(Recorded data)
* START *

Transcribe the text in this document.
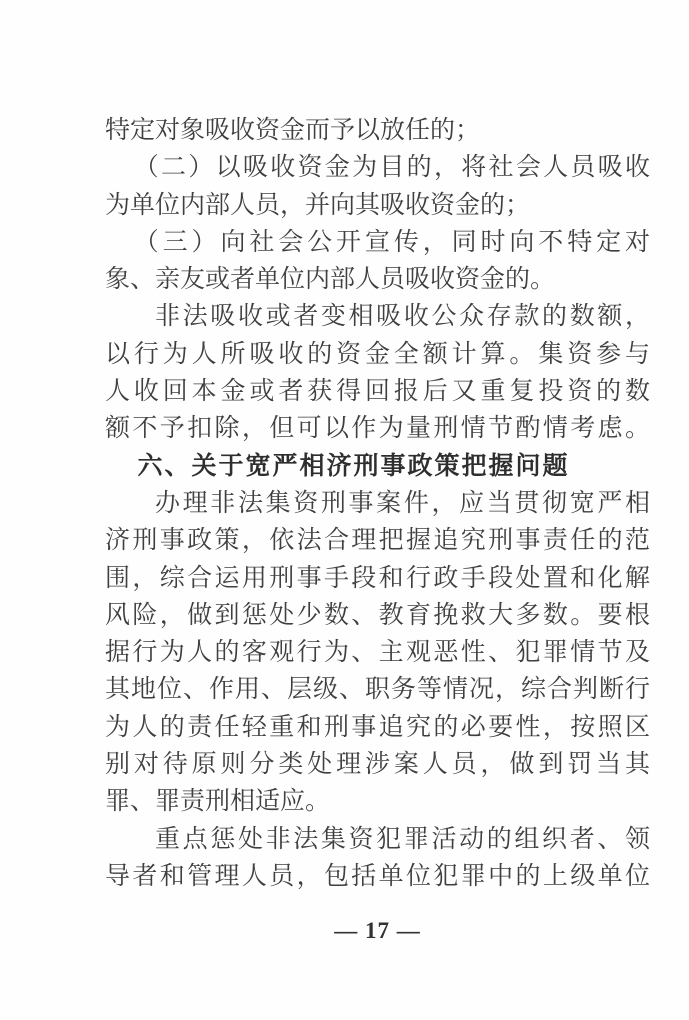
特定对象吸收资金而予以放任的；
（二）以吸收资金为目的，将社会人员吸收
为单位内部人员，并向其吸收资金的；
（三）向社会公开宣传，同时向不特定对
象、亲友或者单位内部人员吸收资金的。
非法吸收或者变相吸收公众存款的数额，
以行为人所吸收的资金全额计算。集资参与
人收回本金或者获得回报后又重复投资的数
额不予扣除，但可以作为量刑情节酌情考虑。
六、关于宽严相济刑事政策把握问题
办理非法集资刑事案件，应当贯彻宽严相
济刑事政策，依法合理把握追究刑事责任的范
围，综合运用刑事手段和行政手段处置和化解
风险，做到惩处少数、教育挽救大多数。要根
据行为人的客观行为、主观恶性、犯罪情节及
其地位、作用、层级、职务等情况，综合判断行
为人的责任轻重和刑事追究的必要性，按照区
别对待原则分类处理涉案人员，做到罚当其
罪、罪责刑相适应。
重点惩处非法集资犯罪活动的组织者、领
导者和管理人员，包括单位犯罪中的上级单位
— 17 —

* END *
* START *

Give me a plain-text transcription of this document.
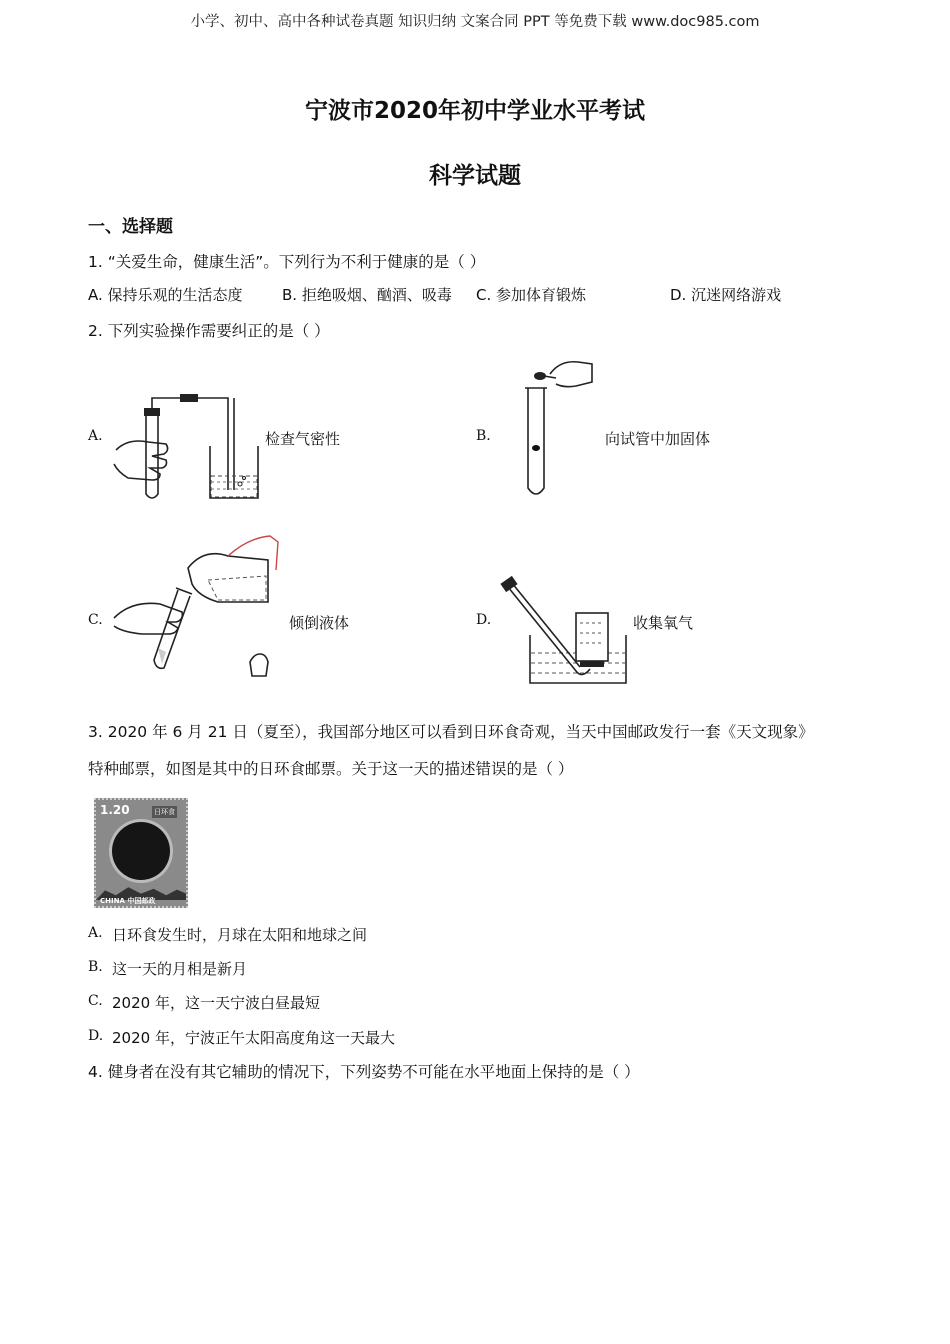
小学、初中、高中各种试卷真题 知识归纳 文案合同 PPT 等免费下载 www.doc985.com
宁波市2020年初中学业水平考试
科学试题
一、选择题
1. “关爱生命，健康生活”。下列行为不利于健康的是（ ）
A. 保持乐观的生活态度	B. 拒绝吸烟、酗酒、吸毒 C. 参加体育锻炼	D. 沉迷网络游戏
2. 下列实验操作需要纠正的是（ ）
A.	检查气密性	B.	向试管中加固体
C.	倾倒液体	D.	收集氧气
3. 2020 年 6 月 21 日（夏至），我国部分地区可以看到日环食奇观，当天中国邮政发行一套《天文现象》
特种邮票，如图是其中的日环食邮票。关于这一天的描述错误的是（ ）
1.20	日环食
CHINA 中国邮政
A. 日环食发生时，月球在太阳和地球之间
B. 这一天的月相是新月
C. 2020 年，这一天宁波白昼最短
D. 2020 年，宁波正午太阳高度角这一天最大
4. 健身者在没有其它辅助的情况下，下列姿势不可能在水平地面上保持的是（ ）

* END *

■ Aim
Find every line in the records above that contains the word "document", and copy each one.

■ Task answer
Transcribe the text in this document.
Give me a plain-text transcription of this document.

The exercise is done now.